═══ 原文
开始创建图片解码对象，并获取图片信息，比如长，宽，像素格式，多少帧图片，如果不是转化为固定的长宽的tensor，outWidth/outHeight为0，这时候会将它们赋值为图片本身的长宽，同时还需要在后面创建输出buffer, pBGRABuf用于接受输出。

    // 加载图片, 并为其创建图像解码器
    if (FAILED(m_spWICImageFactory->CreateDecoderFromFilename(wszInputFile, NULL,
        GENERIC_READ, WICDecodeMetadataCacheOnDemand, &spDecoder)))
        goto done;

    // 得到多少帧图像在图片文件中，如果无可解帧，结束程序
    if (FAILED(hr = spDecoder->GetFrameCount(&uiFrameCount)) || uiFrameCount == 0)
        goto done;

    // 得到第一帧图片
    if (FAILED(hr = hr = spDecoder->GetFrame(0, &spBitmapFrameDecode)))
        goto done;

    // 得到图片大小
    if (FAILED(hr = spBitmapFrameDecode->GetSize(&uiWidth, &uiHeight)))
        goto done;

    // 调整转换和输出
    if (outWidth == 0)
    {
        outWidth = uiWidth;
        dst_rect.right = uiWidth;
        rect.Width = uiWidth;
        bDynamic = TRUE;
    }

    if (outHeight == 0)
    {
        outHeight = uiHeight;
        dst_rect.bottom = uiHeight;
        rect.Height = uiHeight;
        bDynamic = TRUE;
    }
    
    // Create a buffer to be used for converting ARGB to tensor
    if (bDynamic)
        pBGRABuf = new unsigned char[outWidth*outHeight * 4];

得到图像像素格式，如果不是BGRA的格式，就将其转化为BGRA 32bit的格式，这个主要是为了用D2D1 Render Target可以对其进行缩放，当然也存在一些优化空间，比如如果是RGB格式，并且不需要进行缩放，就没必要做这一步：

    // 得到图片像素格式
    if (FAILED(hr = spBitmapFrameDecode->GetPixelFormat(&pixelFormat)))
        goto done;

    // 如果图片不是Pre-multiplexed BGRA格式，转化成这个格式，以便用D2D硬件处理图形转换
    if (!IsEqualGUID(pixelFormat, GUID_WICPixelFormat32bppPBGRA))
    {
        if (FAILED(hr = WICConvertBitmapSource(GUID_WICPixelFormat32bppPBGRA,
            spBitmapFrameDecode.Get(), &spConverter)))
══════
═══ 数据内容
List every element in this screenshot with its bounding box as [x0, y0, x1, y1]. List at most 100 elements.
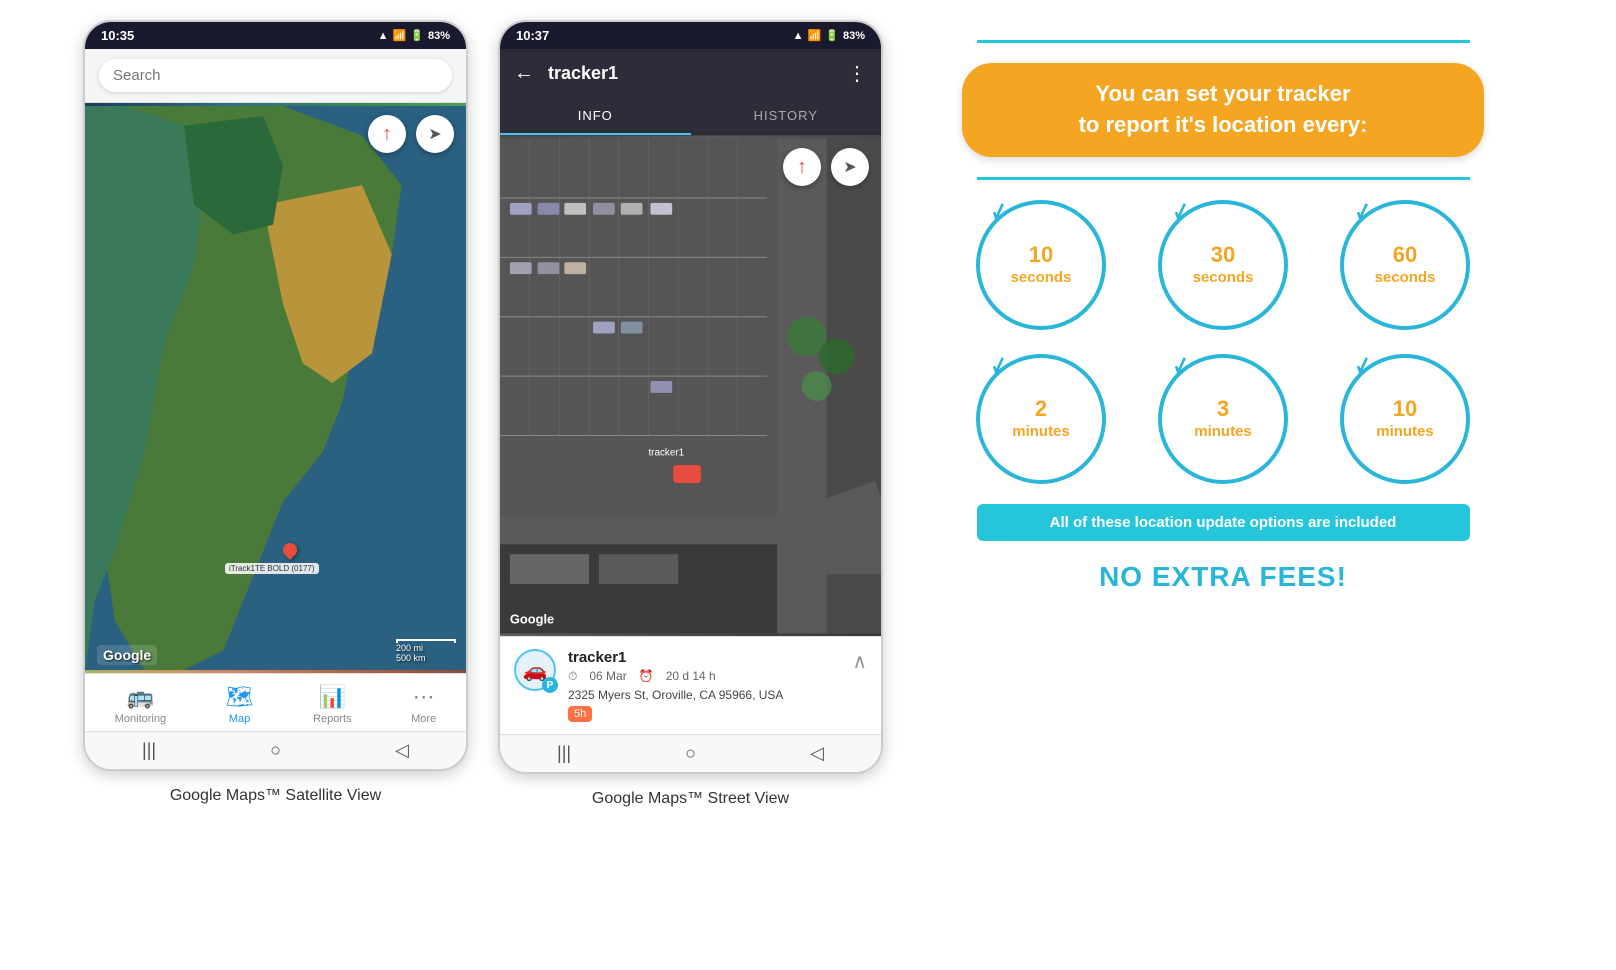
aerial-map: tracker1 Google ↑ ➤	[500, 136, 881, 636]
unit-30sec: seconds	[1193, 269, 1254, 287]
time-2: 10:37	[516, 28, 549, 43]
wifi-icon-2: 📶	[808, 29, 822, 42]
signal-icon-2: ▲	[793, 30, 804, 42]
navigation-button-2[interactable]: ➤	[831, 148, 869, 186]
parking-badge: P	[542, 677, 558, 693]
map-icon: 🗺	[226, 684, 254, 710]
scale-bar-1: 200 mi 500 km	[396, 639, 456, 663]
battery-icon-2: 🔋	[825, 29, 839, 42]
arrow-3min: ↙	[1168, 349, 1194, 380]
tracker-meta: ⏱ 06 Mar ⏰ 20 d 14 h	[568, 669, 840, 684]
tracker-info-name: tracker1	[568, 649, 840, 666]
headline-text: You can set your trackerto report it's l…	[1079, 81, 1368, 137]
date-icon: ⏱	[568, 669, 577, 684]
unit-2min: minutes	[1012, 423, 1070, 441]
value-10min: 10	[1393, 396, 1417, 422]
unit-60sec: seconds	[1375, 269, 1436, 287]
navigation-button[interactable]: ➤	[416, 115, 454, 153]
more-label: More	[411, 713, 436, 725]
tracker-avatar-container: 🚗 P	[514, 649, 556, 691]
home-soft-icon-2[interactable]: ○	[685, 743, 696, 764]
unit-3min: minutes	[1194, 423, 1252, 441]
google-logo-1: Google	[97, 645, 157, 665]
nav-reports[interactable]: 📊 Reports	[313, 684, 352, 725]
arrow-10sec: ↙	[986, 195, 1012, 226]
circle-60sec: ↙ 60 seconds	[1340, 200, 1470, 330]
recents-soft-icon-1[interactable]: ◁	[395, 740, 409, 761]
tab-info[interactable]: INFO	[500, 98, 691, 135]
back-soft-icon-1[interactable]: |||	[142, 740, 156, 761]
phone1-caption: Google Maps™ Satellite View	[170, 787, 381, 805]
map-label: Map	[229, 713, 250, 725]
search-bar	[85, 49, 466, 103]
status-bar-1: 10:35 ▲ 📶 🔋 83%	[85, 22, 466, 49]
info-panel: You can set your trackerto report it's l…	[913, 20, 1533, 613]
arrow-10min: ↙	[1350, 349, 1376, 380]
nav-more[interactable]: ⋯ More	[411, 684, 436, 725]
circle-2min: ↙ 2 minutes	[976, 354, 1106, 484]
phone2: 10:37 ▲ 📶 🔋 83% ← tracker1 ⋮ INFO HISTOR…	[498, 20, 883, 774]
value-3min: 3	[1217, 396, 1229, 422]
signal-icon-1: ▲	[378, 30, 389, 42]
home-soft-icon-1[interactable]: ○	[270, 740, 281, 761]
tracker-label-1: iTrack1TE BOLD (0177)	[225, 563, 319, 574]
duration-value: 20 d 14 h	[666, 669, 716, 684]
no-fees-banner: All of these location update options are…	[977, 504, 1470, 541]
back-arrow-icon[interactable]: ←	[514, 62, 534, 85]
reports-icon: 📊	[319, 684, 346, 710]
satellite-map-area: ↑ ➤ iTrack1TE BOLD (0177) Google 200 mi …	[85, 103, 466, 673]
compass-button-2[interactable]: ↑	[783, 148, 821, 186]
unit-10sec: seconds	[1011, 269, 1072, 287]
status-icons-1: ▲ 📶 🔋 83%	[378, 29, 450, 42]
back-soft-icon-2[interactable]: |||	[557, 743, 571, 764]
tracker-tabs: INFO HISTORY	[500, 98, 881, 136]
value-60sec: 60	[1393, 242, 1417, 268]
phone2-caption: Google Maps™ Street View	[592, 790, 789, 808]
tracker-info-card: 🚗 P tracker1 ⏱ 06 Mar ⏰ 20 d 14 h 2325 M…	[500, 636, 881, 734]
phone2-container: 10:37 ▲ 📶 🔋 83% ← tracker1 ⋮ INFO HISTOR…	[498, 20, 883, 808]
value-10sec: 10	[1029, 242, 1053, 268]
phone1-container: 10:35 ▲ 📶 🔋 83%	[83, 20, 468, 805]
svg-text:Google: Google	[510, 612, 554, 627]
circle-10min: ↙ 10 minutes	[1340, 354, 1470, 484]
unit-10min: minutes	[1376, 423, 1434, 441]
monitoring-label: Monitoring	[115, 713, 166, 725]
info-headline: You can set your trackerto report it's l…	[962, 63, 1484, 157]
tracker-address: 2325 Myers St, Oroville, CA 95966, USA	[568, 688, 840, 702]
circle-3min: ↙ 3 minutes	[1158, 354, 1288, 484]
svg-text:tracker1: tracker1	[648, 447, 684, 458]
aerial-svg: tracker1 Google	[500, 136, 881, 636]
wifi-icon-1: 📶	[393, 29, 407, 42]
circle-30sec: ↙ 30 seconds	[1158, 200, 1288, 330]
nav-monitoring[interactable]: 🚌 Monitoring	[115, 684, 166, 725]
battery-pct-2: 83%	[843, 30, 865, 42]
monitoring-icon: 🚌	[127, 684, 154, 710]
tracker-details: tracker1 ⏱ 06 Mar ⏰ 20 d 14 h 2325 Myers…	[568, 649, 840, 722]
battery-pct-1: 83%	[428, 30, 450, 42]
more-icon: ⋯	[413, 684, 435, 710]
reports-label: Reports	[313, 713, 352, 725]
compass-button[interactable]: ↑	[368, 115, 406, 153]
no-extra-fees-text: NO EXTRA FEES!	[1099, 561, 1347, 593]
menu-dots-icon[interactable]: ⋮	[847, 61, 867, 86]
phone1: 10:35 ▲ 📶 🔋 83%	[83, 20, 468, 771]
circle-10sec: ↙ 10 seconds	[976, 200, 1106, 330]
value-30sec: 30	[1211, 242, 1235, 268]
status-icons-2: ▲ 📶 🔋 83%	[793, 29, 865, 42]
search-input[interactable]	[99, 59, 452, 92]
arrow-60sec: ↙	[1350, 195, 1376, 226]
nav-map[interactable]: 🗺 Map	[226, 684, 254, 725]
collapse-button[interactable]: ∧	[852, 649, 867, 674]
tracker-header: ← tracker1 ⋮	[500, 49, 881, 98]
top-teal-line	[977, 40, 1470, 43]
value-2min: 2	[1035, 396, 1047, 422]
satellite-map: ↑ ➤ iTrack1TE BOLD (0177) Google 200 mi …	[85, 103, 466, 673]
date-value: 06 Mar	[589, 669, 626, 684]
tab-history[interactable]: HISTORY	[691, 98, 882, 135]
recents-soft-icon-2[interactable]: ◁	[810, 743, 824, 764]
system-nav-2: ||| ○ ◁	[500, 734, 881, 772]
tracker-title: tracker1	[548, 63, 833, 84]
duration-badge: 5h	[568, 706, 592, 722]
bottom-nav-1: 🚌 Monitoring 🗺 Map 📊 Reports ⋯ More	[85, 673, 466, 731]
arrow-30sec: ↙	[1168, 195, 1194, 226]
══════
### 任务要求
A. 把原文中以“得到图像像素格式”开头的那一段改写成要点列表，保留其主要信息。
B. 原样输出原文中从“得到图像像素格式，如果不是BGRA的格式，就将其转化为BGRA 32bit的格式，这个主要是为了用D2D1 Render”到“spBitmapFrameDecode.Get(), &spConverter)))”的部分。
这些记录是独立的材料，与原文无关。

### 任务答案
A.
- 获取图像的像素格式。
- 如果不是BGRA格式，就转换为BGRA 32bit格式。
- 这样做主要是为了让D2D1 Render Target能够对图像进行缩放。
- 仍有优化空间：比如图像是RGB格式且不需要缩放时，可以省去这一步。

B.
得到图像像素格式，如果不是BGRA的格式，就将其转化为BGRA 32bit的格式，这个主要是为了用D2D1 Render Target可以对其进行缩放，当然也存在一些优化空间，比如如果是RGB格式，并且不需要进行缩放，就没必要做这一步：

    // 得到图片像素格式
    if (FAILED(hr = spBitmapFrameDecode->GetPixelFormat(&pixelFormat)))
        goto done;

    // 如果图片不是Pre-multiplexed BGRA格式，转化成这个格式，以便用D2D硬件处理图形转换
    if (!IsEqualGUID(pixelFormat, GUID_WICPixelFormat32bppPBGRA))
    {
        if (FAILED(hr = WICConvertBitmapSource(GUID_WICPixelFormat32bppPBGRA,
            spBitmapFrameDecode.Get(), &spConverter)))